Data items
------------------------------

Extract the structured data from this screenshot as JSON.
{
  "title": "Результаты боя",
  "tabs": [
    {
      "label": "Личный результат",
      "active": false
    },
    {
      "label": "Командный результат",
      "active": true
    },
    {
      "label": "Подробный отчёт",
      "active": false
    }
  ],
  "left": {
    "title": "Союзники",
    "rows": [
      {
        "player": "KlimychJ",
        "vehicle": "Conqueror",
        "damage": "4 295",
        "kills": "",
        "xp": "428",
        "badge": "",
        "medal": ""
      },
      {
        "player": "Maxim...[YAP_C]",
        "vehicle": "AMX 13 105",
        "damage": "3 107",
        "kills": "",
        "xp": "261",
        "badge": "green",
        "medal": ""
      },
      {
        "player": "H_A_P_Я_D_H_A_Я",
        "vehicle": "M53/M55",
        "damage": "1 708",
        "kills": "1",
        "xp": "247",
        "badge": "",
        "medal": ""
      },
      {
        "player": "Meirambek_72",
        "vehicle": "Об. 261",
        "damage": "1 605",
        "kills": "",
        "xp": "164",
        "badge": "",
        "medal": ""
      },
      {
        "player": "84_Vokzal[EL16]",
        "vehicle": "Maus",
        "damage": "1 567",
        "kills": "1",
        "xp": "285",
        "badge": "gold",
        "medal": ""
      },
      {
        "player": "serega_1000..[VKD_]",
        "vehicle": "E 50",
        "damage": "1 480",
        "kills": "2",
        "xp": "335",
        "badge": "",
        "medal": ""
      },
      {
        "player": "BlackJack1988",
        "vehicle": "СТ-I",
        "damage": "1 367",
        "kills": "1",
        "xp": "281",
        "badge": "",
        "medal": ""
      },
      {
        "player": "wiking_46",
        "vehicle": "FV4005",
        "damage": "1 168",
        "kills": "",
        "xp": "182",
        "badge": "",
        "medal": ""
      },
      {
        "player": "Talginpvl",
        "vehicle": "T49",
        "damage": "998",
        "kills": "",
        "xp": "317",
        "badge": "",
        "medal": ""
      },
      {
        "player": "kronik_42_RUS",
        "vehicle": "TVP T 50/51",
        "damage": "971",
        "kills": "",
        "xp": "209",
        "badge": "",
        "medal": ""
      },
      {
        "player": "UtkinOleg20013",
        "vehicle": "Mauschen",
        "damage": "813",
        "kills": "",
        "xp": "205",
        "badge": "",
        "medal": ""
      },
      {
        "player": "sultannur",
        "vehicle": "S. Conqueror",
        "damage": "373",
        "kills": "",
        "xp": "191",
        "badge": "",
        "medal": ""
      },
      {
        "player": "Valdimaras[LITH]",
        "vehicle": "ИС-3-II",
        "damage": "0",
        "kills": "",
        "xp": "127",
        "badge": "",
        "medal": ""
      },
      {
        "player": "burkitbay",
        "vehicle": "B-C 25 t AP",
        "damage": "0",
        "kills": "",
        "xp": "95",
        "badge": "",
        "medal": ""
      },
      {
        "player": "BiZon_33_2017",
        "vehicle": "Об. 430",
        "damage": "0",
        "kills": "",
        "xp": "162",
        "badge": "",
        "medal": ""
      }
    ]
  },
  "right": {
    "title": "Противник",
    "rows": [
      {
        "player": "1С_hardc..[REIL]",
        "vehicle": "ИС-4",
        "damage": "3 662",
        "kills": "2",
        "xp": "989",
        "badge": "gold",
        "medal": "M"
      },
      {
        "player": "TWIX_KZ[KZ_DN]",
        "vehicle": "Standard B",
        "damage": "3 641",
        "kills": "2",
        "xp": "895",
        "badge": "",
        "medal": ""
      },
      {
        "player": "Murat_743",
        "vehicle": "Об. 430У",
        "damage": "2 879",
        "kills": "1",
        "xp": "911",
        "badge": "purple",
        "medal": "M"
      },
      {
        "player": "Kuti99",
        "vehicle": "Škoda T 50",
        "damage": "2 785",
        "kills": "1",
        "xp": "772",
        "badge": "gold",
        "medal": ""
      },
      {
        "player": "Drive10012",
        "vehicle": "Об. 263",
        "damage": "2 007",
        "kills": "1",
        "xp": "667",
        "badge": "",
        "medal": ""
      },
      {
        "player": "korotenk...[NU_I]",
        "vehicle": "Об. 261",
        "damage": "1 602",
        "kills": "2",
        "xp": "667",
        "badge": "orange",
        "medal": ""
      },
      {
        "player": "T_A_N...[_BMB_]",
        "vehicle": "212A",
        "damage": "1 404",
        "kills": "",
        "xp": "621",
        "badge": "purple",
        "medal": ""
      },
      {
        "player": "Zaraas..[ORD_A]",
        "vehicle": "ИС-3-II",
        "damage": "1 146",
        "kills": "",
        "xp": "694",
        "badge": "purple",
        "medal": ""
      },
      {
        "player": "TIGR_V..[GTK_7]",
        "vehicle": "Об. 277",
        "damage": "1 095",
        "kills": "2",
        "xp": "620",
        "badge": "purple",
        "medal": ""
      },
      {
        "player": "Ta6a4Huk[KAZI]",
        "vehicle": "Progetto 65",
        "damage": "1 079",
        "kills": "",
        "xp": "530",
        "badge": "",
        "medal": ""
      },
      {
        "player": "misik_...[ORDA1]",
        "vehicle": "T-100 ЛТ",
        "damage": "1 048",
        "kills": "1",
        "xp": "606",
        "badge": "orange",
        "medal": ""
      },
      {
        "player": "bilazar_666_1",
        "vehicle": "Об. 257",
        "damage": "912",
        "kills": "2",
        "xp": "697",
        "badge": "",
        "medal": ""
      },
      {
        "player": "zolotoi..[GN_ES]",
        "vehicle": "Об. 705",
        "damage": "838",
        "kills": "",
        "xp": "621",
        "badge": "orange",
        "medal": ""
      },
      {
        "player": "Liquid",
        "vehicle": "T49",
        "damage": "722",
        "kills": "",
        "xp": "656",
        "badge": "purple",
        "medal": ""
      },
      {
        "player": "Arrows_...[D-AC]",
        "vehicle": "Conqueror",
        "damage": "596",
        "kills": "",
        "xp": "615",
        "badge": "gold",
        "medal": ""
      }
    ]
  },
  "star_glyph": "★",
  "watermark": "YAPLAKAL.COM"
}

------------------------------

- _What you need to do_:
Return a copy of every line that includes the word "title".

- _Answer_:
  "title": "Результаты боя",
    "title": "Союзники",
    "title": "Противник",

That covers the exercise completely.